start MATERIAL PROVIDED

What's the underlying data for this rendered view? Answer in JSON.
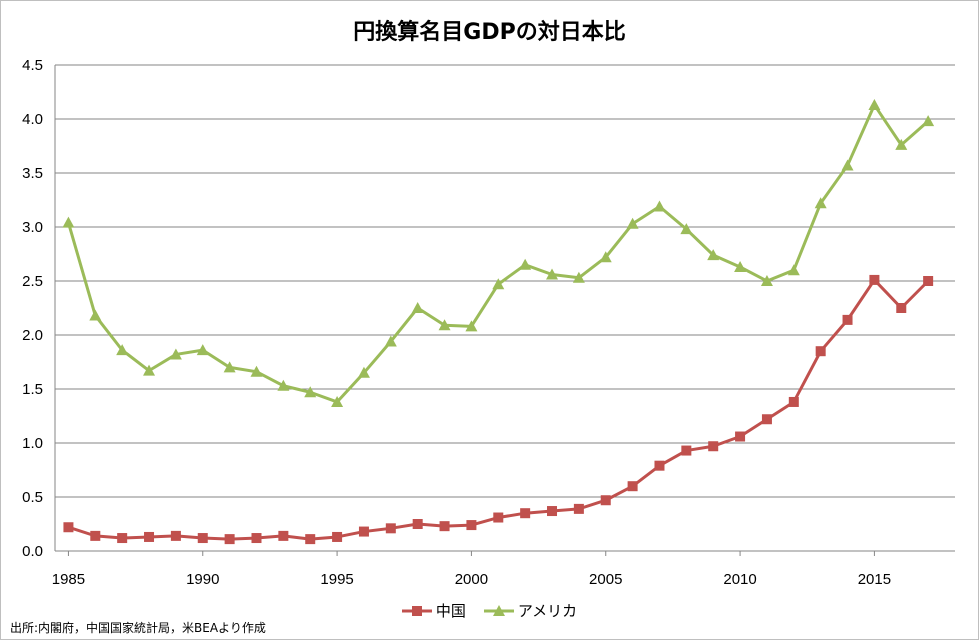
{
  "chart_data": {
    "type": "line",
    "title": "円換算名目GDPの対日本比",
    "xlabel": "",
    "ylabel": "",
    "x": [
      1985,
      1986,
      1987,
      1988,
      1989,
      1990,
      1991,
      1992,
      1993,
      1994,
      1995,
      1996,
      1997,
      1998,
      1999,
      2000,
      2001,
      2002,
      2003,
      2004,
      2005,
      2006,
      2007,
      2008,
      2009,
      2010,
      2011,
      2012,
      2013,
      2014,
      2015,
      2016,
      2017
    ],
    "xlim": [
      1984.5,
      2018
    ],
    "ylim": [
      0,
      4.5
    ],
    "yticks": [
      "0.0",
      "0.5",
      "1.0",
      "1.5",
      "2.0",
      "2.5",
      "3.0",
      "3.5",
      "4.0",
      "4.5"
    ],
    "xticks": [
      "1985",
      "1990",
      "1995",
      "2000",
      "2005",
      "2010",
      "2015"
    ],
    "grid": "horizontal",
    "legend_position": "bottom",
    "series": [
      {
        "name": "中国",
        "color": "#c0504d",
        "marker": "square",
        "values": [
          0.22,
          0.14,
          0.12,
          0.13,
          0.14,
          0.12,
          0.11,
          0.12,
          0.14,
          0.11,
          0.13,
          0.18,
          0.21,
          0.25,
          0.23,
          0.24,
          0.31,
          0.35,
          0.37,
          0.39,
          0.47,
          0.6,
          0.79,
          0.93,
          0.97,
          1.06,
          1.22,
          1.38,
          1.85,
          2.14,
          2.51,
          2.25,
          2.5
        ]
      },
      {
        "name": "アメリカ",
        "color": "#9bbb59",
        "marker": "triangle",
        "values": [
          3.04,
          2.18,
          1.86,
          1.67,
          1.82,
          1.86,
          1.7,
          1.66,
          1.53,
          1.47,
          1.38,
          1.65,
          1.94,
          2.25,
          2.09,
          2.08,
          2.47,
          2.65,
          2.56,
          2.53,
          2.72,
          3.03,
          3.19,
          2.98,
          2.74,
          2.63,
          2.5,
          2.6,
          3.22,
          3.57,
          4.13,
          3.76,
          3.98
        ]
      }
    ]
  },
  "source_note": "出所:内閣府，中国国家統計局，米BEAより作成"
}
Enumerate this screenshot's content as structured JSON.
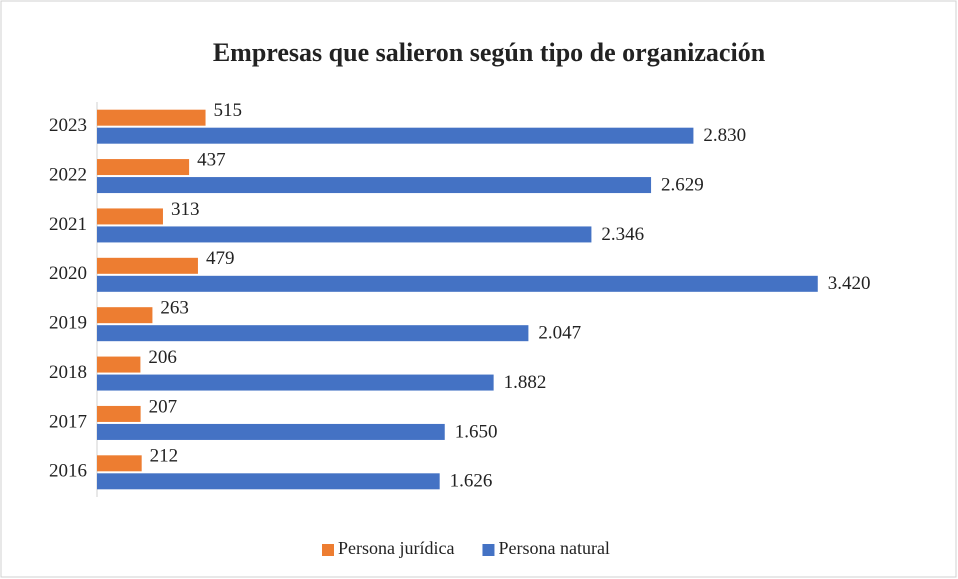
{
  "chart_data": {
    "type": "hbar",
    "title": "Empresas que salieron según tipo de organización",
    "categories": [
      "2023",
      "2022",
      "2021",
      "2020",
      "2019",
      "2018",
      "2017",
      "2016"
    ],
    "series": [
      {
        "name": "Persona jurídica",
        "color": "#ED7D31",
        "values": [
          515,
          437,
          313,
          479,
          263,
          206,
          207,
          212
        ],
        "value_labels": [
          "515",
          "437",
          "313",
          "479",
          "263",
          "206",
          "207",
          "212"
        ]
      },
      {
        "name": "Persona natural",
        "color": "#4472C4",
        "values": [
          2830,
          2629,
          2346,
          3420,
          2047,
          1882,
          1650,
          1626
        ],
        "value_labels": [
          "2.830",
          "2.629",
          "2.346",
          "3.420",
          "2.047",
          "1.882",
          "1.650",
          "1.626"
        ]
      }
    ],
    "xlim": [
      0,
      4000
    ],
    "legend": "bottom"
  }
}
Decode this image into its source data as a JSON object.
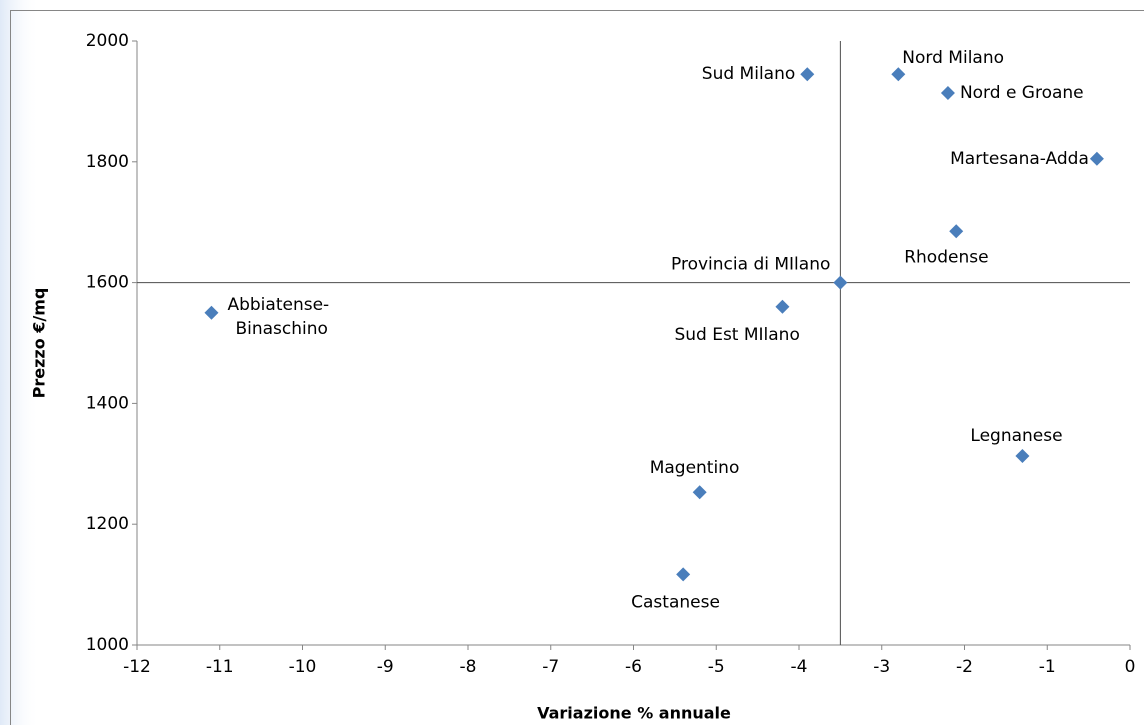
{
  "chart_data": {
    "type": "scatter",
    "x_label": "Variazione % annuale",
    "y_label": "Prezzo €/mq",
    "xlim": [
      -12,
      0
    ],
    "ylim": [
      1000,
      2000
    ],
    "xticks": [
      -12,
      -11,
      -10,
      -9,
      -8,
      -7,
      -6,
      -5,
      -4,
      -3,
      -2,
      -1,
      0
    ],
    "yticks": [
      1000,
      1200,
      1400,
      1600,
      1800,
      2000
    ],
    "grid": false,
    "reference_lines": {
      "x": -3.5,
      "y": 1600
    },
    "series": [
      {
        "name": null,
        "color": "#4a7ebb",
        "point_labels": [
          "Sud Milano",
          "Nord Milano",
          "Nord e Groane",
          "Martesana-Adda",
          "Rhodense",
          "Provincia di MIlano",
          "Sud Est MIlano",
          "Abbiatense-Binaschino",
          "Legnanese",
          "Magentino",
          "Castanese"
        ],
        "x": [
          -3.9,
          -2.8,
          -2.2,
          -0.4,
          -2.1,
          -3.5,
          -4.2,
          -11.1,
          -1.3,
          -5.2,
          -5.4
        ],
        "values": [
          1945,
          1945,
          1914,
          1805,
          1685,
          1600,
          1560,
          1550,
          1313,
          1253,
          1117
        ]
      }
    ]
  }
}
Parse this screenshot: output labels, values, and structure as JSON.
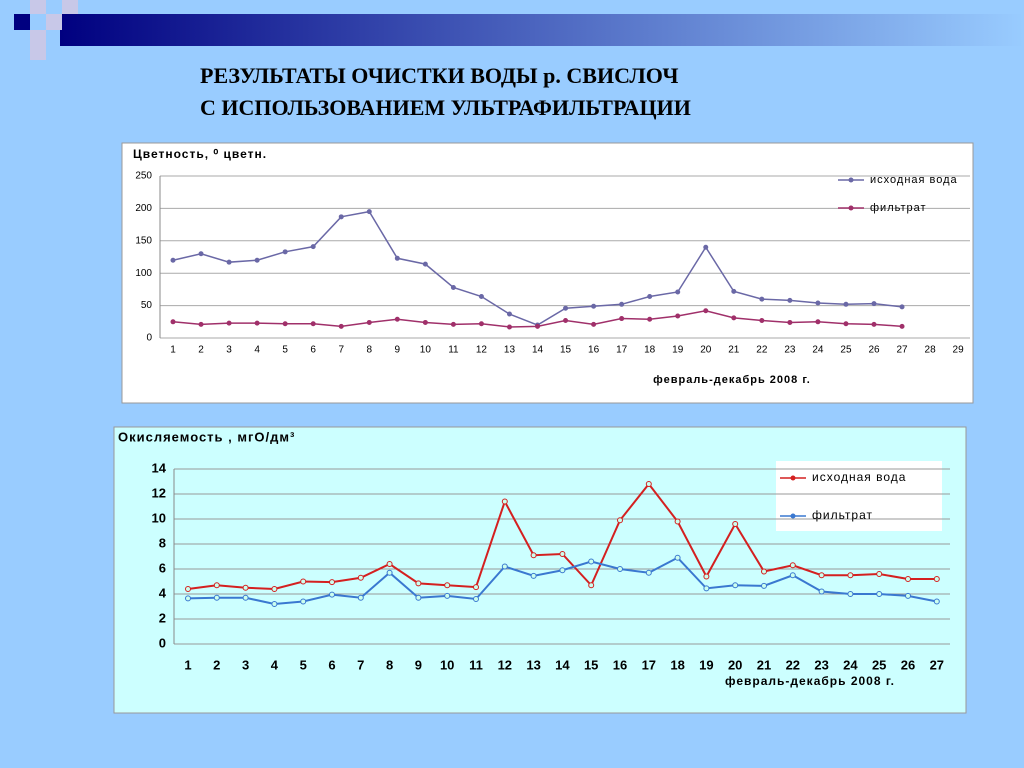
{
  "title_line1": "РЕЗУЛЬТАТЫ ОЧИСТКИ ВОДЫ р. СВИСЛОЧ",
  "title_line2": "С ИСПОЛЬЗОВАНИЕМ УЛЬТРАФИЛЬТРАЦИИ",
  "chart_data": [
    {
      "type": "line",
      "ylabel": "Цветность, ⁰ цветн.",
      "xlabel": "февраль-декабрь 2008 г.",
      "categories": [
        "1",
        "2",
        "3",
        "4",
        "5",
        "6",
        "7",
        "8",
        "9",
        "10",
        "11",
        "12",
        "13",
        "14",
        "15",
        "16",
        "17",
        "18",
        "19",
        "20",
        "21",
        "22",
        "23",
        "24",
        "25",
        "26",
        "27",
        "28",
        "29"
      ],
      "ylim": [
        0,
        250
      ],
      "yticks": [
        0,
        50,
        100,
        150,
        200,
        250
      ],
      "grid": true,
      "legend": "top-right",
      "series": [
        {
          "name": "исходная вода",
          "color": "#6a68a6",
          "values": [
            120,
            130,
            117,
            120,
            133,
            141,
            187,
            195,
            123,
            114,
            78,
            64,
            37,
            20,
            46,
            49,
            52,
            64,
            71,
            140,
            72,
            60,
            58,
            54,
            52,
            53,
            48,
            null,
            null
          ]
        },
        {
          "name": "фильтрат",
          "color": "#a0306a",
          "values": [
            25,
            21,
            23,
            23,
            22,
            22,
            18,
            24,
            29,
            24,
            21,
            22,
            17,
            18,
            27,
            21,
            30,
            29,
            34,
            42,
            31,
            27,
            24,
            25,
            22,
            21,
            18,
            null,
            null
          ]
        }
      ]
    },
    {
      "type": "line",
      "ylabel": "Окисляемость , мгО/дм³",
      "xlabel": "февраль-декабрь 2008 г.",
      "categories": [
        "1",
        "2",
        "3",
        "4",
        "5",
        "6",
        "7",
        "8",
        "9",
        "10",
        "11",
        "12",
        "13",
        "14",
        "15",
        "16",
        "17",
        "18",
        "19",
        "20",
        "21",
        "22",
        "23",
        "24",
        "25",
        "26",
        "27"
      ],
      "ylim": [
        0,
        14
      ],
      "yticks": [
        0,
        2,
        4,
        6,
        8,
        10,
        12,
        14
      ],
      "grid": true,
      "legend": "top-right",
      "series": [
        {
          "name": "исходная вода",
          "color": "#d42020",
          "values": [
            4.4,
            4.7,
            4.5,
            4.4,
            5.0,
            4.95,
            5.3,
            6.4,
            4.85,
            4.7,
            4.55,
            11.4,
            7.1,
            7.2,
            4.7,
            9.9,
            12.8,
            9.8,
            5.4,
            9.6,
            5.8,
            6.3,
            5.5,
            5.5,
            5.6,
            5.2,
            5.2
          ]
        },
        {
          "name": "фильтрат",
          "color": "#3a78d0",
          "values": [
            3.65,
            3.7,
            3.7,
            3.2,
            3.4,
            3.95,
            3.7,
            5.7,
            3.7,
            3.85,
            3.6,
            6.2,
            5.45,
            5.9,
            6.6,
            6.0,
            5.7,
            6.9,
            4.45,
            4.7,
            4.65,
            5.5,
            4.2,
            4.0,
            4.0,
            3.85,
            3.4
          ]
        }
      ]
    }
  ]
}
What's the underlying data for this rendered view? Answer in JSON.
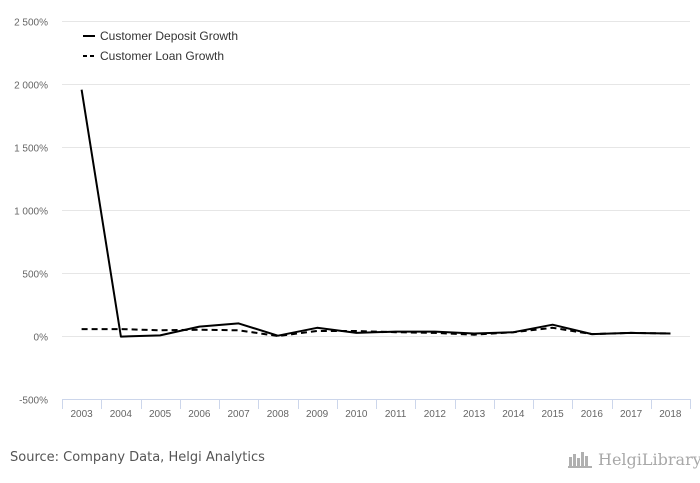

end MATERIAL PROVIDED

▶ **DO THIS**
Identify the lines of the data that contain the word "screenshot". Copy each of them.

▶ **RESPONSE FOR THIS EXERCISE**
Enumerate this screenshot's content as structured JSON.
Parse this screenshot: output labels, values, and structure as JSON.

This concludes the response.